▶ _Written problem_: Pick out every line of the entries below where "Алейский" occurs, and copy those lines.

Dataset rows
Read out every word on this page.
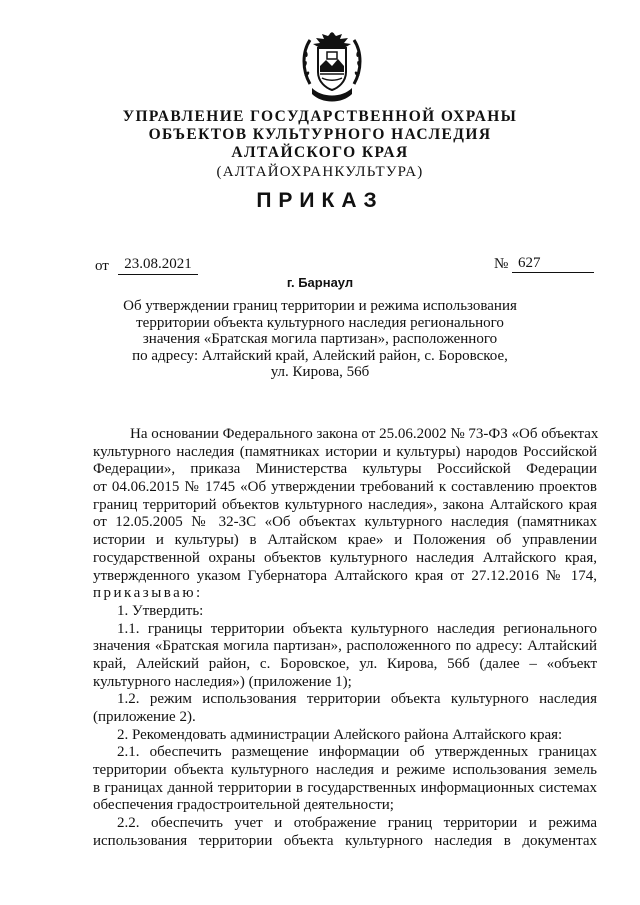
УПРАВЛЕНИЕ ГОСУДАРСТВЕННОЙ ОХРАНЫ
ОБЪЕКТОВ КУЛЬТУРНОГО НАСЛЕДИЯ
АЛТАЙСКОГО КРАЯ
(АЛТАЙОХРАНКУЛЬТУРА)
ПРИКАЗ
от	23.08.2021	№ 627
г. Барнаул
Об утверждении границ территории и режима использования
территории объекта культурного наследия регионального
значения «Братская могила партизан», расположенного
по адресу: Алтайский край, Алейский район, с. Боровское,
ул. Кирова, 56б
На основании Федерального закона от 25.06.2002 № 73-ФЗ «Об объектах
культурного наследия (памятниках истории и культуры) народов Российской
Федерации», приказа Министерства культуры Российской Федерации
от 04.06.2015 № 1745 «Об утверждении требований к составлению проектов
границ территорий объектов культурного наследия», закона Алтайского края
от 12.05.2005 № 32-ЗС «Об объектах культурного наследия (памятниках
истории и культуры) в Алтайском крае» и Положения об управлении
государственной охраны объектов культурного наследия Алтайского края,
утвержденного указом Губернатора Алтайского края от 27.12.2016 № 174,
приказываю:
1. Утвердить:
1.1. границы территории объекта культурного наследия регионального
значения «Братская могила партизан», расположенного по адресу: Алтайский
край, Алейский район, с. Боровское, ул. Кирова, 56б (далее – «объект
культурного наследия») (приложение 1);
1.2. режим использования территории объекта культурного наследия
(приложение 2).
2. Рекомендовать администрации Алейского района Алтайского края:
2.1. обеспечить размещение информации об утвержденных границах
территории объекта культурного наследия и режиме использования земель
в границах данной территории в государственных информационных системах
обеспечения градостроительной деятельности;
2.2. обеспечить учет и отображение границ территории и режима
использования территории объекта культурного наследия в документах
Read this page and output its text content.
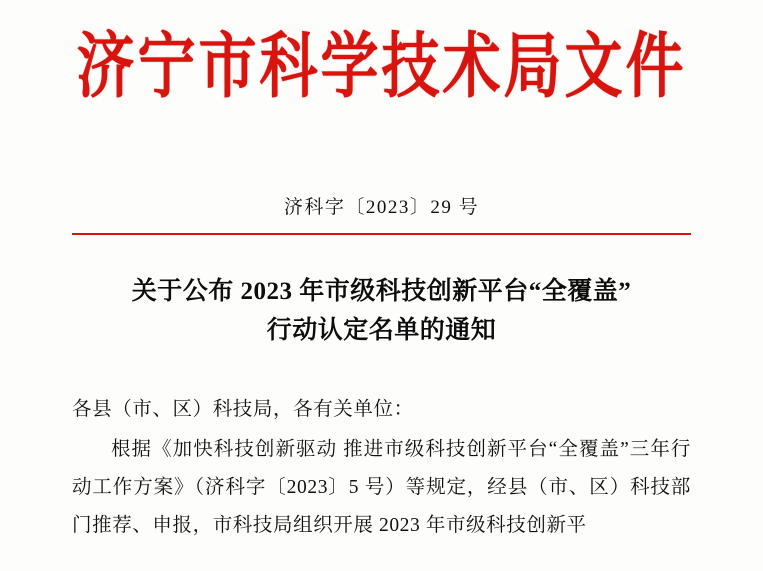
济宁市科学技术局文件
济科字〔2023〕29 号
关于公布 2023 年市级科技创新平台“全覆盖”
行动认定名单的通知

各县（市、区）科技局，各有关单位：

根据《加快科技创新驱动 推进市级科技创新平台“全覆盖”三年行动工作方案》（济科字〔2023〕5 号）等规定，经县（市、区）科技部门推荐、申报，市科技局组织开展 2023 年市级科技创新平
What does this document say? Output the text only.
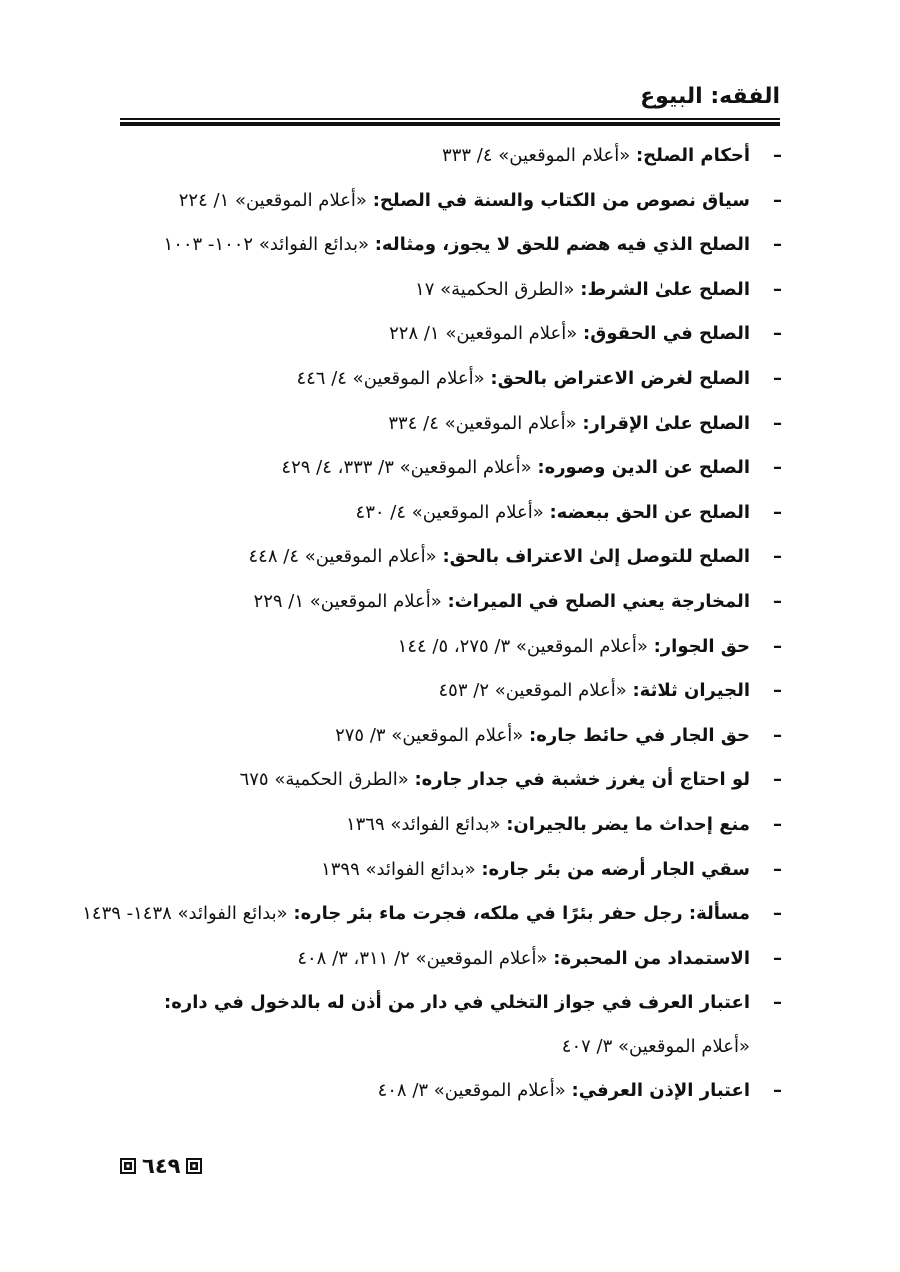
الفقه: البيوع
–
أحكام الصلح: «أعلام الموقعين» ٤/ ٣٣٣
–
سياق نصوص من الكتاب والسنة في الصلح: «أعلام الموقعين» ١/ ٢٢٤
–
الصلح الذي فيه هضم للحق لا يجوز، ومثاله: «بدائع الفوائد» ١٠٠٢- ١٠٠٣
–
الصلح علىٰ الشرط: «الطرق الحكمية» ١٧
–
الصلح في الحقوق: «أعلام الموقعين» ١/ ٢٢٨
–
الصلح لغرض الاعتراض بالحق: «أعلام الموقعين» ٤/ ٤٤٦
–
الصلح علىٰ الإقرار: «أعلام الموقعين» ٤/ ٣٣٤
–
الصلح عن الدين وصوره: «أعلام الموقعين» ٣/ ٣٣٣، ٤/ ٤٢٩
–
الصلح عن الحق ببعضه: «أعلام الموقعين» ٤/ ٤٣٠
–
الصلح للتوصل إلىٰ الاعتراف بالحق: «أعلام الموقعين» ٤/ ٤٤٨
–
المخارجة يعني الصلح في الميراث: «أعلام الموقعين» ١/ ٢٢٩
–
حق الجوار: «أعلام الموقعين» ٣/ ٢٧٥، ٥/ ١٤٤
–
الجيران ثلاثة: «أعلام الموقعين» ٢/ ٤٥٣
–
حق الجار في حائط جاره: «أعلام الموقعين» ٣/ ٢٧٥
–
لو احتاج أن يغرز خشبة في جدار جاره: «الطرق الحكمية» ٦٧٥
–
منع إحداث ما يضر بالجيران: «بدائع الفوائد» ١٣٦٩
–
سقي الجار أرضه من بئر جاره: «بدائع الفوائد» ١٣٩٩
–
مسألة: رجل حفر بئرًا في ملكه، فجرت ماء بئر جاره: «بدائع الفوائد» ١٤٣٨- ١٤٣٩
–
الاستمداد من المحبرة: «أعلام الموقعين» ٢/ ٣١١، ٣/ ٤٠٨
–
اعتبار العرف في جواز التخلي في دار من أذن له بالدخول في داره: «أعلام الموقعين» ٣/ ٤٠٧
–
اعتبار الإذن العرفي: «أعلام الموقعين» ٣/ ٤٠٨
٦٤٩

▶ _Task answer_:
по адресу: Алтайский край, Алейский район, с. Боровское,
край, Алейский район, с. Боровское, ул. Кирова, 56б (далее – «объект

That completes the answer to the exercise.